WORK REQUIRED | Go through the listing below and gather every line with the word "ядерных".

(Extracted data entries)
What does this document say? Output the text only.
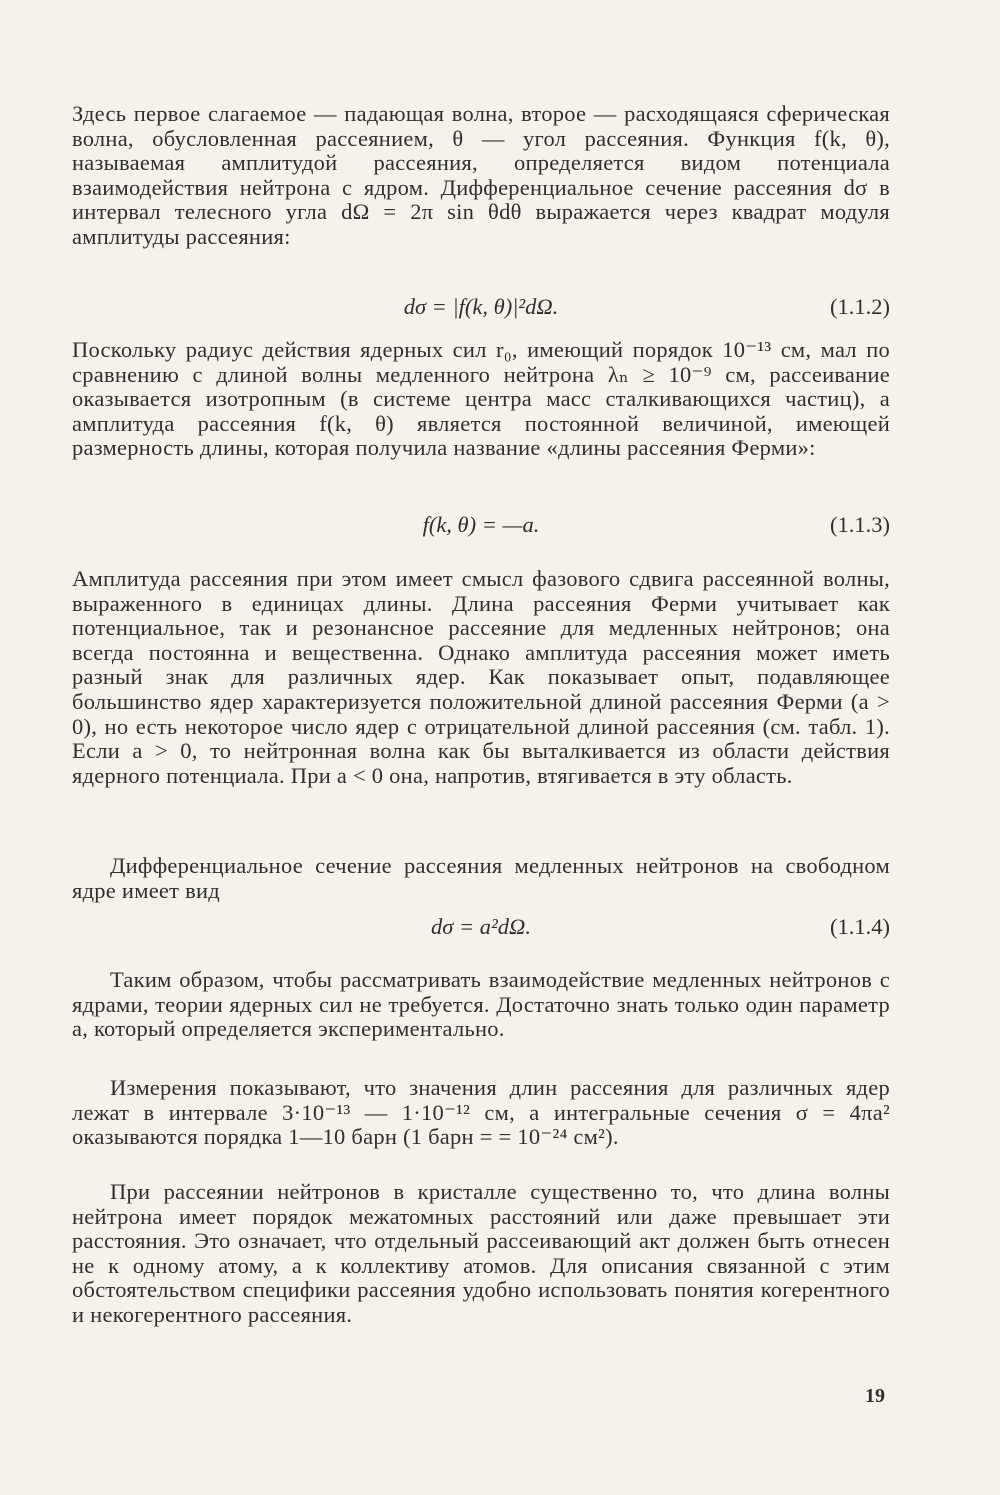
Здесь первое слагаемое — падающая волна, второе — расходящаяся сферическая волна, обусловленная рассеянием, θ — угол рассеяния. Функция f(k, θ), называемая амплитудой рассеяния, определяется видом потенциала взаимодействия нейтрона с ядром. Дифференциальное сечение рассеяния dσ в интервал телесного угла dΩ = 2π sin θdθ выражается через квадрат модуля амплитуды рассеяния:

dσ = |f(k, θ)|²dΩ.	(1.1.2)

Поскольку радиус действия ядерных сил r₀, имеющий порядок 10⁻¹³ см, мал по сравнению с длиной волны медленного нейтрона λₙ ≥ 10⁻⁹ см, рассеивание оказывается изотропным (в системе центра масс сталкивающихся частиц), а амплитуда рассеяния f(k, θ) является постоянной величиной, имеющей размерность длины, которая получила название «длины рассеяния Ферми»:

f(k, θ) = —a.	(1.1.3)

Амплитуда рассеяния при этом имеет смысл фазового сдвига рассеянной волны, выраженного в единицах длины. Длина рассеяния Ферми учитывает как потенциальное, так и резонансное рассеяние для медленных нейтронов; она всегда постоянна и вещественна. Однако амплитуда рассеяния может иметь разный знак для различных ядер. Как показывает опыт, подавляющее большинство ядер характеризуется положительной длиной рассеяния Ферми (a > 0), но есть некоторое число ядер с отрицательной длиной рассеяния (см. табл. 1). Если a > 0, то нейтронная волна как бы выталкивается из области действия ядерного потенциала. При a < 0 она, напротив, втягивается в эту область.

Дифференциальное сечение рассеяния медленных нейтронов на свободном ядре имеет вид

dσ = a²dΩ.	(1.1.4)

Таким образом, чтобы рассматривать взаимодействие медленных нейтронов с ядрами, теории ядерных сил не требуется. Достаточно знать только один параметр a, который определяется экспериментально.

Измерения показывают, что значения длин рассеяния для различных ядер лежат в интервале 3·10⁻¹³ — 1·10⁻¹² см, а интегральные сечения σ = 4πa² оказываются порядка 1—10 барн (1 барн = = 10⁻²⁴ см²).

При рассеянии нейтронов в кристалле существенно то, что длина волны нейтрона имеет порядок межатомных расстояний или даже превышает эти расстояния. Это означает, что отдельный рассеивающий акт должен быть отнесен не к одному атому, а к коллективу атомов. Для описания связанной с этим обстоятельством специфики рассеяния удобно использовать понятия когерентного и некогерентного рассеяния.

19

COMPLETED EXERCISE |
Поскольку радиус действия ядерных сил r₀, имеющий порядок 10⁻¹³ см, мал по сравнению с длиной волны медленного нейтрона λₙ ≥ 10⁻⁹ см, рассеивание оказывается изотропным (в системе центра масс сталкивающихся частиц), а амплитуда рассеяния f(k, θ) является постоянной величиной, имеющей размерность длины, которая получила название «длины рассеяния Ферми»:
Таким образом, чтобы рассматривать взаимодействие медленных нейтронов с ядрами, теории ядерных сил не требуется. Достаточно знать только один параметр a, который определяется экспериментально.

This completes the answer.